TASK OBJECTIVE:
Every record is to be returned as written, with no omissions.

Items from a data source
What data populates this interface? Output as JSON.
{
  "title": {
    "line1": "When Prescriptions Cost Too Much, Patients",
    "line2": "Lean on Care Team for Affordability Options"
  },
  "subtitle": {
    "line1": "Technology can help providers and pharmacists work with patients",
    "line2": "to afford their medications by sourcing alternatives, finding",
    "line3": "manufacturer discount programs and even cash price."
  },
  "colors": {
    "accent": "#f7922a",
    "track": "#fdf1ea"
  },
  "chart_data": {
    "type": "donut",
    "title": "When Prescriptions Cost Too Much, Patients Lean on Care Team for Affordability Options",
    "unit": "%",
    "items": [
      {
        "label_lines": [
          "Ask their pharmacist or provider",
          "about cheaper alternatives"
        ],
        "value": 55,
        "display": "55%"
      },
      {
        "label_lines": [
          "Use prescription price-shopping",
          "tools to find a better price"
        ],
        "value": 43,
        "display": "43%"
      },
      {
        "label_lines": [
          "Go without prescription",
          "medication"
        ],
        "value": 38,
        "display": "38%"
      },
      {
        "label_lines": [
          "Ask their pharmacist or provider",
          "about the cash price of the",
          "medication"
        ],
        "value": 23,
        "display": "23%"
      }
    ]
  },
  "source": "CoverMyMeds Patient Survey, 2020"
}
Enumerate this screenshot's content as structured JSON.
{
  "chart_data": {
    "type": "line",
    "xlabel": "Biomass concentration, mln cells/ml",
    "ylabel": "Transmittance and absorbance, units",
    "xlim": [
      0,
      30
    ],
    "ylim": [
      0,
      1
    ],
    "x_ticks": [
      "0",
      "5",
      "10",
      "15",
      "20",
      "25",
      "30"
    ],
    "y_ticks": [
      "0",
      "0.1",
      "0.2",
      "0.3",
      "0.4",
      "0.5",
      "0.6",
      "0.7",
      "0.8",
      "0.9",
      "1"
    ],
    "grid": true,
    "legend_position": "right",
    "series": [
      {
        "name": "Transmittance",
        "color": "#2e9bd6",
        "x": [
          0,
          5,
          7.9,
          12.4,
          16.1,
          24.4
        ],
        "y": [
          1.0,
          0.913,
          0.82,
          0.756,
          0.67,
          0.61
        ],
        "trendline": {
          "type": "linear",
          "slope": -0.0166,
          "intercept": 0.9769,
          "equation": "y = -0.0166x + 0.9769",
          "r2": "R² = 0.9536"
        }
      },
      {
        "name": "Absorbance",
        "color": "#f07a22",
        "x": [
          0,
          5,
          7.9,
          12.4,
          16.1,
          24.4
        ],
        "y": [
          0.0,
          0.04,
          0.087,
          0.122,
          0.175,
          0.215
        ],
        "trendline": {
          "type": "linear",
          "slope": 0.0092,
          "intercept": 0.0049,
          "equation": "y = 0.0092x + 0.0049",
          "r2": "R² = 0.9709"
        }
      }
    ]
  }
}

TASK RESULT:
What data populates this interface? Output as JSON.
{
  "title": {
    "line1": "When Prescriptions Cost Too Much, Patients",
    "line2": "Lean on Care Team for Affordability Options"
  },
  "subtitle": {
    "line1": "Technology can help providers and pharmacists work with patients",
    "line2": "to afford their medications by sourcing alternatives, finding",
    "line3": "manufacturer discount programs and even cash price."
  },
  "colors": {
    "accent": "#f7922a",
    "track": "#fdf1ea"
  },
  "chart_data": {
    "type": "donut",
    "title": "When Prescriptions Cost Too Much, Patients Lean on Care Team for Affordability Options",
    "unit": "%",
    "items": [
      {
        "label_lines": [
          "Ask their pharmacist or provider",
          "about cheaper alternatives"
        ],
        "value": 55,
        "display": "55%"
      },
      {
        "label_lines": [
          "Use prescription price-shopping",
          "tools to find a better price"
        ],
        "value": 43,
        "display": "43%"
      },
      {
        "label_lines": [
          "Go without prescription",
          "medication"
        ],
        "value": 38,
        "display": "38%"
      },
      {
        "label_lines": [
          "Ask their pharmacist or provider",
          "about the cash price of the",
          "medication"
        ],
        "value": 23,
        "display": "23%"
      }
    ]
  },
  "source": "CoverMyMeds Patient Survey, 2020"
}
Enumerate this screenshot's content as structured JSON.
{
  "chart_data": {
    "type": "line",
    "xlabel": "Biomass concentration, mln cells/ml",
    "ylabel": "Transmittance and absorbance, units",
    "xlim": [
      0,
      30
    ],
    "ylim": [
      0,
      1
    ],
    "x_ticks": [
      "0",
      "5",
      "10",
      "15",
      "20",
      "25",
      "30"
    ],
    "y_ticks": [
      "0",
      "0.1",
      "0.2",
      "0.3",
      "0.4",
      "0.5",
      "0.6",
      "0.7",
      "0.8",
      "0.9",
      "1"
    ],
    "grid": true,
    "legend_position": "right",
    "series": [
      {
        "name": "Transmittance",
        "color": "#2e9bd6",
        "x": [
          0,
          5,
          7.9,
          12.4,
          16.1,
          24.4
        ],
        "y": [
          1.0,
          0.913,
          0.82,
          0.756,
          0.67,
          0.61
        ],
        "trendline": {
          "type": "linear",
          "slope": -0.0166,
          "intercept": 0.9769,
          "equation": "y = -0.0166x + 0.9769",
          "r2": "R² = 0.9536"
        }
      },
      {
        "name": "Absorbance",
        "color": "#f07a22",
        "x": [
          0,
          5,
          7.9,
          12.4,
          16.1,
          24.4
        ],
        "y": [
          0.0,
          0.04,
          0.087,
          0.122,
          0.175,
          0.215
        ],
        "trendline": {
          "type": "linear",
          "slope": 0.0092,
          "intercept": 0.0049,
          "equation": "y = 0.0092x + 0.0049",
          "r2": "R² = 0.9709"
        }
      }
    ]
  }
}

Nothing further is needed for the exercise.